**Goal of the exercise:**
Locate each line in the records containing "Temperature". Copy it.
:::
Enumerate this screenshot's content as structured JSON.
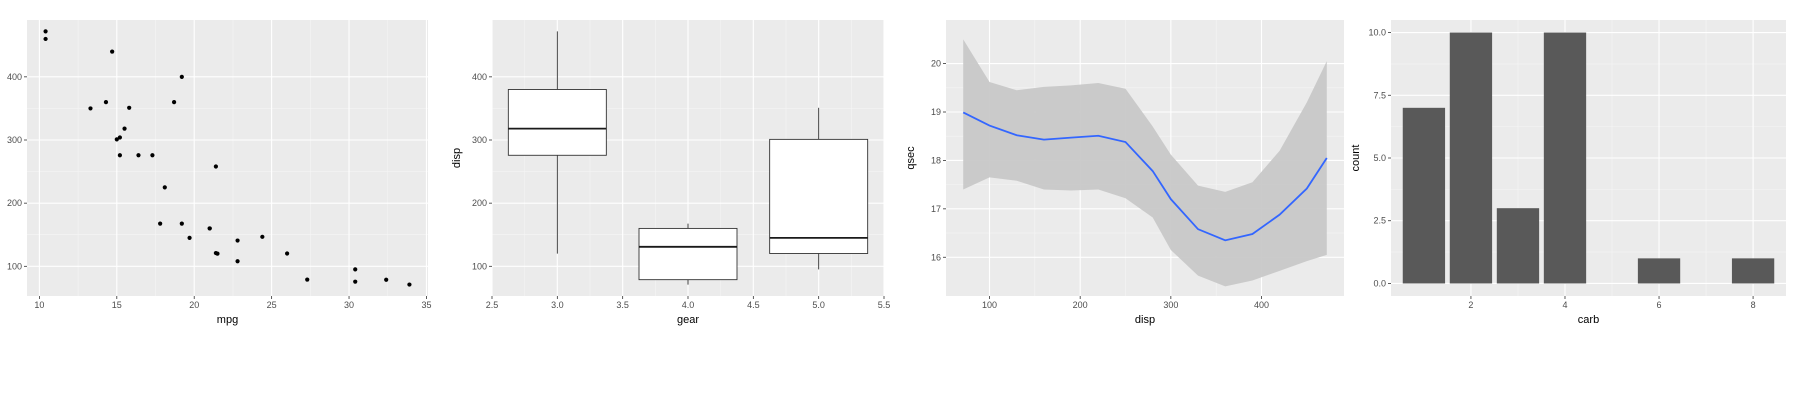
{
  "chart_data": [
    {
      "type": "scatter",
      "xlabel": "mpg",
      "ylabel": "disp",
      "xlim": [
        9.2,
        35.1
      ],
      "ylim": [
        53,
        490
      ],
      "xticks": [
        10,
        15,
        20,
        25,
        30,
        35
      ],
      "yticks": [
        100,
        200,
        300,
        400
      ],
      "grid": true,
      "points": [
        {
          "x": 21.0,
          "y": 160
        },
        {
          "x": 21.0,
          "y": 160
        },
        {
          "x": 22.8,
          "y": 108
        },
        {
          "x": 21.4,
          "y": 258
        },
        {
          "x": 18.7,
          "y": 360
        },
        {
          "x": 18.1,
          "y": 225
        },
        {
          "x": 14.3,
          "y": 360
        },
        {
          "x": 24.4,
          "y": 146.7
        },
        {
          "x": 22.8,
          "y": 140.8
        },
        {
          "x": 19.2,
          "y": 167.6
        },
        {
          "x": 17.8,
          "y": 167.6
        },
        {
          "x": 16.4,
          "y": 275.8
        },
        {
          "x": 17.3,
          "y": 275.8
        },
        {
          "x": 15.2,
          "y": 275.8
        },
        {
          "x": 10.4,
          "y": 472
        },
        {
          "x": 10.4,
          "y": 460
        },
        {
          "x": 14.7,
          "y": 440
        },
        {
          "x": 32.4,
          "y": 78.7
        },
        {
          "x": 30.4,
          "y": 75.7
        },
        {
          "x": 33.9,
          "y": 71.1
        },
        {
          "x": 21.5,
          "y": 120.1
        },
        {
          "x": 15.5,
          "y": 318
        },
        {
          "x": 15.2,
          "y": 304
        },
        {
          "x": 13.3,
          "y": 350
        },
        {
          "x": 19.2,
          "y": 400
        },
        {
          "x": 27.3,
          "y": 79
        },
        {
          "x": 26.0,
          "y": 120.3
        },
        {
          "x": 30.4,
          "y": 95.1
        },
        {
          "x": 15.8,
          "y": 351
        },
        {
          "x": 19.7,
          "y": 145
        },
        {
          "x": 15.0,
          "y": 301
        },
        {
          "x": 21.4,
          "y": 121
        }
      ]
    },
    {
      "type": "boxplot",
      "xlabel": "gear",
      "ylabel": "disp",
      "xlim": [
        2.5,
        5.5
      ],
      "ylim": [
        53,
        490
      ],
      "xticks": [
        2.5,
        3.0,
        3.5,
        4.0,
        4.5,
        5.0,
        5.5
      ],
      "xtick_labels": [
        "2.5",
        "3.0",
        "3.5",
        "4.0",
        "4.5",
        "5.0",
        "5.5"
      ],
      "yticks": [
        100,
        200,
        300,
        400
      ],
      "grid": true,
      "boxes": [
        {
          "x": 3,
          "min": 120.1,
          "q1": 275.8,
          "median": 318,
          "q3": 380,
          "max": 472
        },
        {
          "x": 4,
          "min": 71.1,
          "q1": 78.85,
          "median": 130.9,
          "q3": 160,
          "max": 167.6
        },
        {
          "x": 5,
          "min": 95.1,
          "q1": 120.3,
          "median": 145,
          "q3": 301,
          "max": 351
        }
      ]
    },
    {
      "type": "line",
      "xlabel": "disp",
      "ylabel": "qsec",
      "xlim": [
        52,
        491
      ],
      "ylim": [
        15.2,
        20.9
      ],
      "xticks": [
        100,
        200,
        300,
        400
      ],
      "yticks": [
        16,
        17,
        18,
        19,
        20
      ],
      "grid": true,
      "line_color": "#3366ff",
      "band_color": "#c8c8c8",
      "series": [
        {
          "x": [
            71,
            100,
            130,
            160,
            190,
            220,
            250,
            280,
            300,
            330,
            360,
            390,
            420,
            450,
            472
          ],
          "y": [
            18.99,
            18.72,
            18.52,
            18.43,
            18.47,
            18.51,
            18.38,
            17.78,
            17.2,
            16.58,
            16.35,
            16.48,
            16.88,
            17.42,
            18.05
          ],
          "upper": [
            20.5,
            19.62,
            19.45,
            19.52,
            19.55,
            19.6,
            19.48,
            18.7,
            18.12,
            17.48,
            17.35,
            17.55,
            18.2,
            19.2,
            20.05
          ],
          "lower": [
            17.4,
            17.65,
            17.58,
            17.4,
            17.38,
            17.4,
            17.22,
            16.82,
            16.15,
            15.62,
            15.4,
            15.52,
            15.72,
            15.92,
            16.05
          ]
        }
      ]
    },
    {
      "type": "bar",
      "xlabel": "carb",
      "ylabel": "count",
      "xlim": [
        0.3,
        8.7
      ],
      "ylim": [
        -0.5,
        10.5
      ],
      "xticks": [
        2,
        4,
        6,
        8
      ],
      "yticks": [
        0,
        2.5,
        5,
        7.5,
        10
      ],
      "ytick_labels": [
        "0.0",
        "2.5",
        "5.0",
        "7.5",
        "10.0"
      ],
      "grid": true,
      "bar_color": "#595959",
      "categories": [
        1,
        2,
        3,
        4,
        6,
        8
      ],
      "values": [
        7,
        10,
        3,
        10,
        1,
        1
      ]
    }
  ]
}
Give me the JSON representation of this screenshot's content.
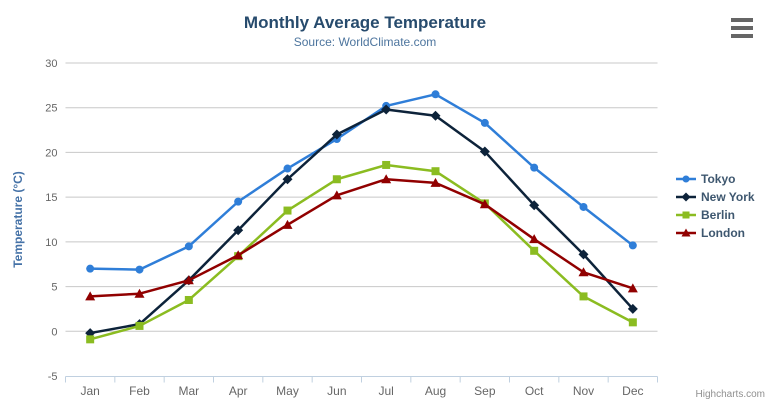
{
  "credits": {
    "text": "Highcharts.com"
  },
  "export_menu": {
    "icon": "hamburger-icon"
  },
  "colors": {
    "title": "#274b6d",
    "subtitle": "#4d759e",
    "axis_labels": "#666666",
    "yaxis_title": "#4572a7",
    "gridline": "#c8c8c8",
    "axis_line": "#c0d0e0",
    "legend_text": "#3e576f",
    "background": "#ffffff"
  },
  "chart_data": {
    "type": "line",
    "title": "Monthly Average Temperature",
    "subtitle": "Source: WorldClimate.com",
    "xlabel": "",
    "ylabel": "Temperature (°C)",
    "categories": [
      "Jan",
      "Feb",
      "Mar",
      "Apr",
      "May",
      "Jun",
      "Jul",
      "Aug",
      "Sep",
      "Oct",
      "Nov",
      "Dec"
    ],
    "ylim": [
      -5,
      30
    ],
    "yticks": [
      -5,
      0,
      5,
      10,
      15,
      20,
      25,
      30
    ],
    "grid": true,
    "legend_position": "right",
    "series": [
      {
        "name": "Tokyo",
        "color": "#2f7ed8",
        "symbol": "circle",
        "values": [
          7.0,
          6.9,
          9.5,
          14.5,
          18.2,
          21.5,
          25.2,
          26.5,
          23.3,
          18.3,
          13.9,
          9.6
        ]
      },
      {
        "name": "New York",
        "color": "#0d233a",
        "symbol": "diamond",
        "values": [
          -0.2,
          0.8,
          5.7,
          11.3,
          17.0,
          22.0,
          24.8,
          24.1,
          20.1,
          14.1,
          8.6,
          2.5
        ]
      },
      {
        "name": "Berlin",
        "color": "#8bbc21",
        "symbol": "square",
        "values": [
          -0.9,
          0.6,
          3.5,
          8.4,
          13.5,
          17.0,
          18.6,
          17.9,
          14.3,
          9.0,
          3.9,
          1.0
        ]
      },
      {
        "name": "London",
        "color": "#910000",
        "symbol": "triangle",
        "values": [
          3.9,
          4.2,
          5.7,
          8.5,
          11.9,
          15.2,
          17.0,
          16.6,
          14.2,
          10.3,
          6.6,
          4.8
        ]
      }
    ]
  }
}
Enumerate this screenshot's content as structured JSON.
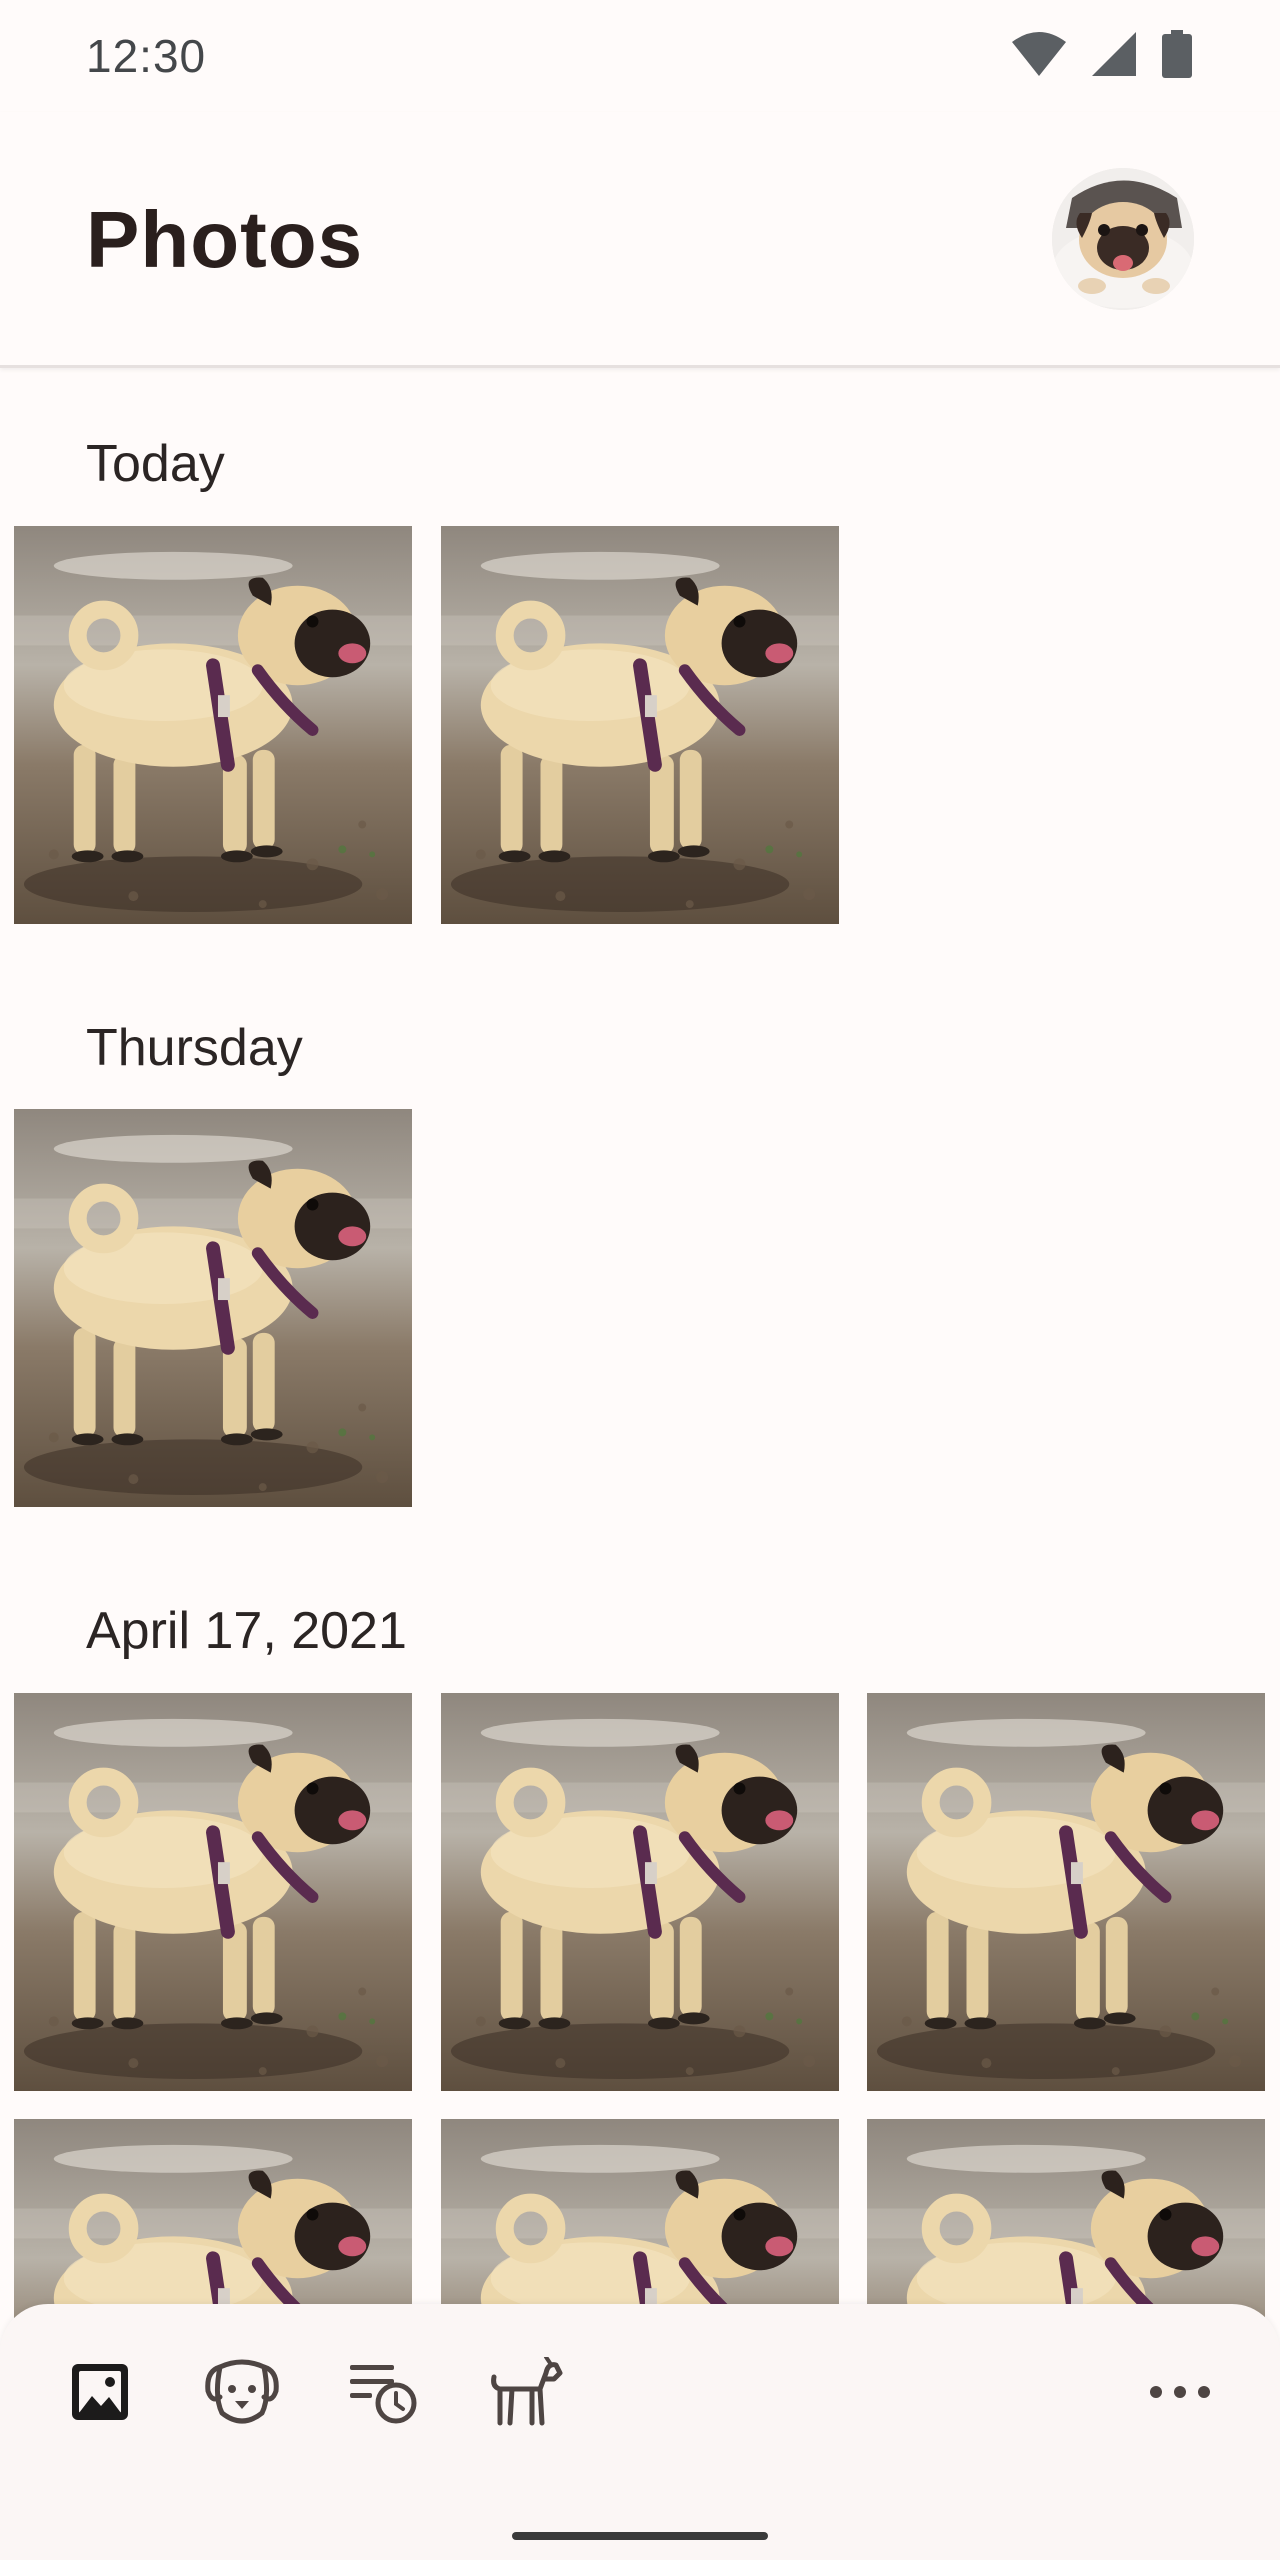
{
  "status_bar": {
    "time": "12:30",
    "icons": [
      "wifi-icon",
      "signal-icon",
      "battery-icon"
    ]
  },
  "app_bar": {
    "title": "Photos",
    "avatar": "pug-avatar"
  },
  "sections": [
    {
      "label": "Today",
      "photo_count": 2
    },
    {
      "label": "Thursday",
      "photo_count": 1
    },
    {
      "label": "April 17, 2021",
      "photo_count": 6
    }
  ],
  "bottom_nav": {
    "items": [
      "photos-icon",
      "dog-face-icon",
      "schedule-list-icon",
      "dog-walk-icon",
      "more-icon"
    ],
    "selected": "photos-icon"
  },
  "colors": {
    "background": "#fffbfa",
    "title": "#2a1f1d",
    "icon": "#4e4543",
    "icon_selected": "#1c1b1b"
  }
}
:::
**Result for this exercise:**
    "title": "Monthly Average Temperature",
    "ylabel": "Temperature (°C)",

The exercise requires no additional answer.